■ Written request ■
Reproduce this listing in full.

---- Given records

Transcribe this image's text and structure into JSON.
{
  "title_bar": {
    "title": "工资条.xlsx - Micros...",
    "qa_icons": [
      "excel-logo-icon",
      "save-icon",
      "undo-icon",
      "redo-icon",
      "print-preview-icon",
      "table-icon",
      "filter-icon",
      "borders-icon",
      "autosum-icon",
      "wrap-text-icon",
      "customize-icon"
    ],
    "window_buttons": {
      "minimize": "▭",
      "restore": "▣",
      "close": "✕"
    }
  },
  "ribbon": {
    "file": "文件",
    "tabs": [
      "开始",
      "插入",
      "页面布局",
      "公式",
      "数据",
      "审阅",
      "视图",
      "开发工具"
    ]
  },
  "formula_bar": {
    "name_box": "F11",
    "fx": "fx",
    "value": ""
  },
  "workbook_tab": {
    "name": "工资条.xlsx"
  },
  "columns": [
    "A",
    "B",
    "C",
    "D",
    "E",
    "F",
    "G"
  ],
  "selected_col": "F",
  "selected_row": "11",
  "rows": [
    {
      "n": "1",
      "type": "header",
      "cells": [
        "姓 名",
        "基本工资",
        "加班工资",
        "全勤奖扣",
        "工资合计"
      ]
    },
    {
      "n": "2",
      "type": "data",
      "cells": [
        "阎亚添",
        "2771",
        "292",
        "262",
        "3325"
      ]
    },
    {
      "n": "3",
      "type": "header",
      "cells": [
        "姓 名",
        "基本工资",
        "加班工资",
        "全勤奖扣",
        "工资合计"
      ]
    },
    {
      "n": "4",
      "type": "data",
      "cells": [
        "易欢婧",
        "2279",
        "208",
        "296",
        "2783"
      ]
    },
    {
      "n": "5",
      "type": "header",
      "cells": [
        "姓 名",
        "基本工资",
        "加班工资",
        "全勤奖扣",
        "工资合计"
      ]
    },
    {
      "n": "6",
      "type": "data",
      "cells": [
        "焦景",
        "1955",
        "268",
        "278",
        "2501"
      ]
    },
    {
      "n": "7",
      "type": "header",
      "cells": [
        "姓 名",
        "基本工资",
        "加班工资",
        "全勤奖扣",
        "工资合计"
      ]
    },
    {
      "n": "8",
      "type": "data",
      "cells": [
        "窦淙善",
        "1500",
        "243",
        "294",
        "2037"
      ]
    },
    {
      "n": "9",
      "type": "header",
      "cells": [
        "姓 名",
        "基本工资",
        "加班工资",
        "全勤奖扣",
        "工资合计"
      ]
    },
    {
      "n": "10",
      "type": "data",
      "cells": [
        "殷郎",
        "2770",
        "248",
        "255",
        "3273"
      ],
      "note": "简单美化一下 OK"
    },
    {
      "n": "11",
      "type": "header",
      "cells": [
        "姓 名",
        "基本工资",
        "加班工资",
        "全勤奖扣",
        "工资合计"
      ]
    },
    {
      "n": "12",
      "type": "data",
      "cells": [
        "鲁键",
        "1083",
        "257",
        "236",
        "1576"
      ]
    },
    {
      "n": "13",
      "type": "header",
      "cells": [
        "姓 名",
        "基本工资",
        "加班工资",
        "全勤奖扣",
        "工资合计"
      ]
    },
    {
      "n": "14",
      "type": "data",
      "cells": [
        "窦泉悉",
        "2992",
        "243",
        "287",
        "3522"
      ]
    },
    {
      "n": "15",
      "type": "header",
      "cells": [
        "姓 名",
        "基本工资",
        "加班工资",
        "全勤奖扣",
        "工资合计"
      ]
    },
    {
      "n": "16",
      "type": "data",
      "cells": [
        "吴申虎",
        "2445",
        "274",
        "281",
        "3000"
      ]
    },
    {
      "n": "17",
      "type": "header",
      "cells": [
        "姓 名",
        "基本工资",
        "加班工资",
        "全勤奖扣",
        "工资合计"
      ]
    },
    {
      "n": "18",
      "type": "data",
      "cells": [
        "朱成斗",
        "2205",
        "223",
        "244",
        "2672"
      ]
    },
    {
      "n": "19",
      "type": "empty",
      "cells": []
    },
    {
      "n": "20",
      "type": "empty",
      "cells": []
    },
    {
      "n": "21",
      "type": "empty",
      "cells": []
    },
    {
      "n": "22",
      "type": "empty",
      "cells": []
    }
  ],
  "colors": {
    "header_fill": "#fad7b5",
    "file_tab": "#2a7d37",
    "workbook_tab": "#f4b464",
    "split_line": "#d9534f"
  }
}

--------

■ Task answer ■
Transcribe this image's text and structure into JSON.
{
  "title_bar": {
    "title": "工资条.xlsx - Micros...",
    "qa_icons": [
      "excel-logo-icon",
      "save-icon",
      "undo-icon",
      "redo-icon",
      "print-preview-icon",
      "table-icon",
      "filter-icon",
      "borders-icon",
      "autosum-icon",
      "wrap-text-icon",
      "customize-icon"
    ],
    "window_buttons": {
      "minimize": "▭",
      "restore": "▣",
      "close": "✕"
    }
  },
  "ribbon": {
    "file": "文件",
    "tabs": [
      "开始",
      "插入",
      "页面布局",
      "公式",
      "数据",
      "审阅",
      "视图",
      "开发工具"
    ]
  },
  "formula_bar": {
    "name_box": "F11",
    "fx": "fx",
    "value": ""
  },
  "workbook_tab": {
    "name": "工资条.xlsx"
  },
  "columns": [
    "A",
    "B",
    "C",
    "D",
    "E",
    "F",
    "G"
  ],
  "selected_col": "F",
  "selected_row": "11",
  "rows": [
    {
      "n": "1",
      "type": "header",
      "cells": [
        "姓 名",
        "基本工资",
        "加班工资",
        "全勤奖扣",
        "工资合计"
      ]
    },
    {
      "n": "2",
      "type": "data",
      "cells": [
        "阎亚添",
        "2771",
        "292",
        "262",
        "3325"
      ]
    },
    {
      "n": "3",
      "type": "header",
      "cells": [
        "姓 名",
        "基本工资",
        "加班工资",
        "全勤奖扣",
        "工资合计"
      ]
    },
    {
      "n": "4",
      "type": "data",
      "cells": [
        "易欢婧",
        "2279",
        "208",
        "296",
        "2783"
      ]
    },
    {
      "n": "5",
      "type": "header",
      "cells": [
        "姓 名",
        "基本工资",
        "加班工资",
        "全勤奖扣",
        "工资合计"
      ]
    },
    {
      "n": "6",
      "type": "data",
      "cells": [
        "焦景",
        "1955",
        "268",
        "278",
        "2501"
      ]
    },
    {
      "n": "7",
      "type": "header",
      "cells": [
        "姓 名",
        "基本工资",
        "加班工资",
        "全勤奖扣",
        "工资合计"
      ]
    },
    {
      "n": "8",
      "type": "data",
      "cells": [
        "窦淙善",
        "1500",
        "243",
        "294",
        "2037"
      ]
    },
    {
      "n": "9",
      "type": "header",
      "cells": [
        "姓 名",
        "基本工资",
        "加班工资",
        "全勤奖扣",
        "工资合计"
      ]
    },
    {
      "n": "10",
      "type": "data",
      "cells": [
        "殷郎",
        "2770",
        "248",
        "255",
        "3273"
      ],
      "note": "简单美化一下 OK"
    },
    {
      "n": "11",
      "type": "header",
      "cells": [
        "姓 名",
        "基本工资",
        "加班工资",
        "全勤奖扣",
        "工资合计"
      ]
    },
    {
      "n": "12",
      "type": "data",
      "cells": [
        "鲁键",
        "1083",
        "257",
        "236",
        "1576"
      ]
    },
    {
      "n": "13",
      "type": "header",
      "cells": [
        "姓 名",
        "基本工资",
        "加班工资",
        "全勤奖扣",
        "工资合计"
      ]
    },
    {
      "n": "14",
      "type": "data",
      "cells": [
        "窦泉悉",
        "2992",
        "243",
        "287",
        "3522"
      ]
    },
    {
      "n": "15",
      "type": "header",
      "cells": [
        "姓 名",
        "基本工资",
        "加班工资",
        "全勤奖扣",
        "工资合计"
      ]
    },
    {
      "n": "16",
      "type": "data",
      "cells": [
        "吴申虎",
        "2445",
        "274",
        "281",
        "3000"
      ]
    },
    {
      "n": "17",
      "type": "header",
      "cells": [
        "姓 名",
        "基本工资",
        "加班工资",
        "全勤奖扣",
        "工资合计"
      ]
    },
    {
      "n": "18",
      "type": "data",
      "cells": [
        "朱成斗",
        "2205",
        "223",
        "244",
        "2672"
      ]
    },
    {
      "n": "19",
      "type": "empty",
      "cells": []
    },
    {
      "n": "20",
      "type": "empty",
      "cells": []
    },
    {
      "n": "21",
      "type": "empty",
      "cells": []
    },
    {
      "n": "22",
      "type": "empty",
      "cells": []
    }
  ],
  "colors": {
    "header_fill": "#fad7b5",
    "file_tab": "#2a7d37",
    "workbook_tab": "#f4b464",
    "split_line": "#d9534f"
  }
}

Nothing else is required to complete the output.